(Dataset excerpt)
★ ★ ★ ★ ★
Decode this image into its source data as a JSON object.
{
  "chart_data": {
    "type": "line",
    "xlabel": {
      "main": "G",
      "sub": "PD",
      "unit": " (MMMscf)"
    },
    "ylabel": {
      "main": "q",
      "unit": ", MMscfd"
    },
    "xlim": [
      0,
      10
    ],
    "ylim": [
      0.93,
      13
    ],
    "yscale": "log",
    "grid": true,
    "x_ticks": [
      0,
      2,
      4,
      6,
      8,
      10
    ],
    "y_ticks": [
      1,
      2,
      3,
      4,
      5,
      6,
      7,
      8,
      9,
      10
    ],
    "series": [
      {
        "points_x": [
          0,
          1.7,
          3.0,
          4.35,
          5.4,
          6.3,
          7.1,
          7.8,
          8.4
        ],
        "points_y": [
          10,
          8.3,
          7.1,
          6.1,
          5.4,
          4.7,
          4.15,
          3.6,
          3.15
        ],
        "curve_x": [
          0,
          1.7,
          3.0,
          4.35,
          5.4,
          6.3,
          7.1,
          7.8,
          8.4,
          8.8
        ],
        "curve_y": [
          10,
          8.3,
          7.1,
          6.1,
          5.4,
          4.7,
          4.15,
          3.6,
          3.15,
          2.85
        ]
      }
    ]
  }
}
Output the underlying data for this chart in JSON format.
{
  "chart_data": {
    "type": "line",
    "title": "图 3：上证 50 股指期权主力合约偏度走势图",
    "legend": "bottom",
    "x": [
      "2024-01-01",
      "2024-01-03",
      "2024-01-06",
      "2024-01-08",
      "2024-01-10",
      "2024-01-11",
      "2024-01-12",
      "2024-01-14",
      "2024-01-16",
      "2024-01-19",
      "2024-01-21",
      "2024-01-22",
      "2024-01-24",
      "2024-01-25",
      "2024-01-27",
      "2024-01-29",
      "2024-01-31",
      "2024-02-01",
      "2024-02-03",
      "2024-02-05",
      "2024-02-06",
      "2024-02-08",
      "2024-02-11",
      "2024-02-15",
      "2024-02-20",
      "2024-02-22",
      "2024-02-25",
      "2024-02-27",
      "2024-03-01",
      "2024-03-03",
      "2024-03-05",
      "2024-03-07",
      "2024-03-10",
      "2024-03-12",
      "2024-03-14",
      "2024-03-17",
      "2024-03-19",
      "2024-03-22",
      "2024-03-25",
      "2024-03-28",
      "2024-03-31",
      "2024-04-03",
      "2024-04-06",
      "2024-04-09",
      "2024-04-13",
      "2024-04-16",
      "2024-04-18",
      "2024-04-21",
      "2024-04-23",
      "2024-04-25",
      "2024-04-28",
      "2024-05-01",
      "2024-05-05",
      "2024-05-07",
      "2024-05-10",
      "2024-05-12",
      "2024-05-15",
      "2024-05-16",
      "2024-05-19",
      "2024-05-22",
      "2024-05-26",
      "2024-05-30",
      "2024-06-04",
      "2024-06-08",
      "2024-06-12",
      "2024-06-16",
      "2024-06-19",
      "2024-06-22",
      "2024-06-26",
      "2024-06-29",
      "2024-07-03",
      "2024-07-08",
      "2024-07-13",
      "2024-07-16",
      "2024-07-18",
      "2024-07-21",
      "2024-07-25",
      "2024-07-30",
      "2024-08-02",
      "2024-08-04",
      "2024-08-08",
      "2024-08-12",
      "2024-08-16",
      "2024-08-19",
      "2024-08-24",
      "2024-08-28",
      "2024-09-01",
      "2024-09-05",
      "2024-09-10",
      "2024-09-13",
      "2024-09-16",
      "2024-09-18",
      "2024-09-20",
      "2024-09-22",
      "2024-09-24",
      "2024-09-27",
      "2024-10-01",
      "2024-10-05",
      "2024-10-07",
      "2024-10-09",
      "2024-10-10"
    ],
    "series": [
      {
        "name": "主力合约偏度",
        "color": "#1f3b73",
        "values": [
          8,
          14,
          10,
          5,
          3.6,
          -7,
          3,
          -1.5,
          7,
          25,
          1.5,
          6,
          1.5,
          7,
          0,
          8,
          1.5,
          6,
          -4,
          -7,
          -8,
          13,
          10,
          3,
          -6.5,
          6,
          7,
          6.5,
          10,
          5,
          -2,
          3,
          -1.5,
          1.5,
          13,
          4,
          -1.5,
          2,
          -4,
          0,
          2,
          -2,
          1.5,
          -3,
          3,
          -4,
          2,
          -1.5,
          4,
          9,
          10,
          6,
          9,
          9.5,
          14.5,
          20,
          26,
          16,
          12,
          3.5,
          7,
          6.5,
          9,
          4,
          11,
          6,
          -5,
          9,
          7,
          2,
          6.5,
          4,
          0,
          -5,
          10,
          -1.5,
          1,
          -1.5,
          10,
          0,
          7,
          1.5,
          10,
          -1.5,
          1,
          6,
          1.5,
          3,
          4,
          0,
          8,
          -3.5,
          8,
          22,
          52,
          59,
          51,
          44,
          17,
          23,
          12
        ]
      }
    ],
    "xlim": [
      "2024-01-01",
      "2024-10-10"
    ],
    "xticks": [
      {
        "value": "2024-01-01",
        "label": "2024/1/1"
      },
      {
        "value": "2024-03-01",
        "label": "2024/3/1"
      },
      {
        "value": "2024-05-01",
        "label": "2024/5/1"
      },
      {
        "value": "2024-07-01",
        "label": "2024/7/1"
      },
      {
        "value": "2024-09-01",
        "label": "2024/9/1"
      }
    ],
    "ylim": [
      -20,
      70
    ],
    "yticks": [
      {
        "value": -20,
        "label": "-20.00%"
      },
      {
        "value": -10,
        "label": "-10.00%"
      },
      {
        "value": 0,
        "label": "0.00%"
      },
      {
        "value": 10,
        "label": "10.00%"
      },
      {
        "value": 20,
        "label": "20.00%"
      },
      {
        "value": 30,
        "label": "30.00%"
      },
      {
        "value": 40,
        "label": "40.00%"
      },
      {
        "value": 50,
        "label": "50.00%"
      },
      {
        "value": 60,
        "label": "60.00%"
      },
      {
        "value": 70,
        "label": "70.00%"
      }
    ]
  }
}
★ ★ ★ ★ ★
Work to complete
Return every entry verbatim.

Solution below
Decode this image into its source data as a JSON object.
{
  "chart_data": {
    "type": "line",
    "xlabel": {
      "main": "G",
      "sub": "PD",
      "unit": " (MMMscf)"
    },
    "ylabel": {
      "main": "q",
      "unit": ", MMscfd"
    },
    "xlim": [
      0,
      10
    ],
    "ylim": [
      0.93,
      13
    ],
    "yscale": "log",
    "grid": true,
    "x_ticks": [
      0,
      2,
      4,
      6,
      8,
      10
    ],
    "y_ticks": [
      1,
      2,
      3,
      4,
      5,
      6,
      7,
      8,
      9,
      10
    ],
    "series": [
      {
        "points_x": [
          0,
          1.7,
          3.0,
          4.35,
          5.4,
          6.3,
          7.1,
          7.8,
          8.4
        ],
        "points_y": [
          10,
          8.3,
          7.1,
          6.1,
          5.4,
          4.7,
          4.15,
          3.6,
          3.15
        ],
        "curve_x": [
          0,
          1.7,
          3.0,
          4.35,
          5.4,
          6.3,
          7.1,
          7.8,
          8.4,
          8.8
        ],
        "curve_y": [
          10,
          8.3,
          7.1,
          6.1,
          5.4,
          4.7,
          4.15,
          3.6,
          3.15,
          2.85
        ]
      }
    ]
  }
}
Output the underlying data for this chart in JSON format.
{
  "chart_data": {
    "type": "line",
    "title": "图 3：上证 50 股指期权主力合约偏度走势图",
    "legend": "bottom",
    "x": [
      "2024-01-01",
      "2024-01-03",
      "2024-01-06",
      "2024-01-08",
      "2024-01-10",
      "2024-01-11",
      "2024-01-12",
      "2024-01-14",
      "2024-01-16",
      "2024-01-19",
      "2024-01-21",
      "2024-01-22",
      "2024-01-24",
      "2024-01-25",
      "2024-01-27",
      "2024-01-29",
      "2024-01-31",
      "2024-02-01",
      "2024-02-03",
      "2024-02-05",
      "2024-02-06",
      "2024-02-08",
      "2024-02-11",
      "2024-02-15",
      "2024-02-20",
      "2024-02-22",
      "2024-02-25",
      "2024-02-27",
      "2024-03-01",
      "2024-03-03",
      "2024-03-05",
      "2024-03-07",
      "2024-03-10",
      "2024-03-12",
      "2024-03-14",
      "2024-03-17",
      "2024-03-19",
      "2024-03-22",
      "2024-03-25",
      "2024-03-28",
      "2024-03-31",
      "2024-04-03",
      "2024-04-06",
      "2024-04-09",
      "2024-04-13",
      "2024-04-16",
      "2024-04-18",
      "2024-04-21",
      "2024-04-23",
      "2024-04-25",
      "2024-04-28",
      "2024-05-01",
      "2024-05-05",
      "2024-05-07",
      "2024-05-10",
      "2024-05-12",
      "2024-05-15",
      "2024-05-16",
      "2024-05-19",
      "2024-05-22",
      "2024-05-26",
      "2024-05-30",
      "2024-06-04",
      "2024-06-08",
      "2024-06-12",
      "2024-06-16",
      "2024-06-19",
      "2024-06-22",
      "2024-06-26",
      "2024-06-29",
      "2024-07-03",
      "2024-07-08",
      "2024-07-13",
      "2024-07-16",
      "2024-07-18",
      "2024-07-21",
      "2024-07-25",
      "2024-07-30",
      "2024-08-02",
      "2024-08-04",
      "2024-08-08",
      "2024-08-12",
      "2024-08-16",
      "2024-08-19",
      "2024-08-24",
      "2024-08-28",
      "2024-09-01",
      "2024-09-05",
      "2024-09-10",
      "2024-09-13",
      "2024-09-16",
      "2024-09-18",
      "2024-09-20",
      "2024-09-22",
      "2024-09-24",
      "2024-09-27",
      "2024-10-01",
      "2024-10-05",
      "2024-10-07",
      "2024-10-09",
      "2024-10-10"
    ],
    "series": [
      {
        "name": "主力合约偏度",
        "color": "#1f3b73",
        "values": [
          8,
          14,
          10,
          5,
          3.6,
          -7,
          3,
          -1.5,
          7,
          25,
          1.5,
          6,
          1.5,
          7,
          0,
          8,
          1.5,
          6,
          -4,
          -7,
          -8,
          13,
          10,
          3,
          -6.5,
          6,
          7,
          6.5,
          10,
          5,
          -2,
          3,
          -1.5,
          1.5,
          13,
          4,
          -1.5,
          2,
          -4,
          0,
          2,
          -2,
          1.5,
          -3,
          3,
          -4,
          2,
          -1.5,
          4,
          9,
          10,
          6,
          9,
          9.5,
          14.5,
          20,
          26,
          16,
          12,
          3.5,
          7,
          6.5,
          9,
          4,
          11,
          6,
          -5,
          9,
          7,
          2,
          6.5,
          4,
          0,
          -5,
          10,
          -1.5,
          1,
          -1.5,
          10,
          0,
          7,
          1.5,
          10,
          -1.5,
          1,
          6,
          1.5,
          3,
          4,
          0,
          8,
          -3.5,
          8,
          22,
          52,
          59,
          51,
          44,
          17,
          23,
          12
        ]
      }
    ],
    "xlim": [
      "2024-01-01",
      "2024-10-10"
    ],
    "xticks": [
      {
        "value": "2024-01-01",
        "label": "2024/1/1"
      },
      {
        "value": "2024-03-01",
        "label": "2024/3/1"
      },
      {
        "value": "2024-05-01",
        "label": "2024/5/1"
      },
      {
        "value": "2024-07-01",
        "label": "2024/7/1"
      },
      {
        "value": "2024-09-01",
        "label": "2024/9/1"
      }
    ],
    "ylim": [
      -20,
      70
    ],
    "yticks": [
      {
        "value": -20,
        "label": "-20.00%"
      },
      {
        "value": -10,
        "label": "-10.00%"
      },
      {
        "value": 0,
        "label": "0.00%"
      },
      {
        "value": 10,
        "label": "10.00%"
      },
      {
        "value": 20,
        "label": "20.00%"
      },
      {
        "value": 30,
        "label": "30.00%"
      },
      {
        "value": 40,
        "label": "40.00%"
      },
      {
        "value": 50,
        "label": "50.00%"
      },
      {
        "value": 60,
        "label": "60.00%"
      },
      {
        "value": 70,
        "label": "70.00%"
      }
    ]
  }
}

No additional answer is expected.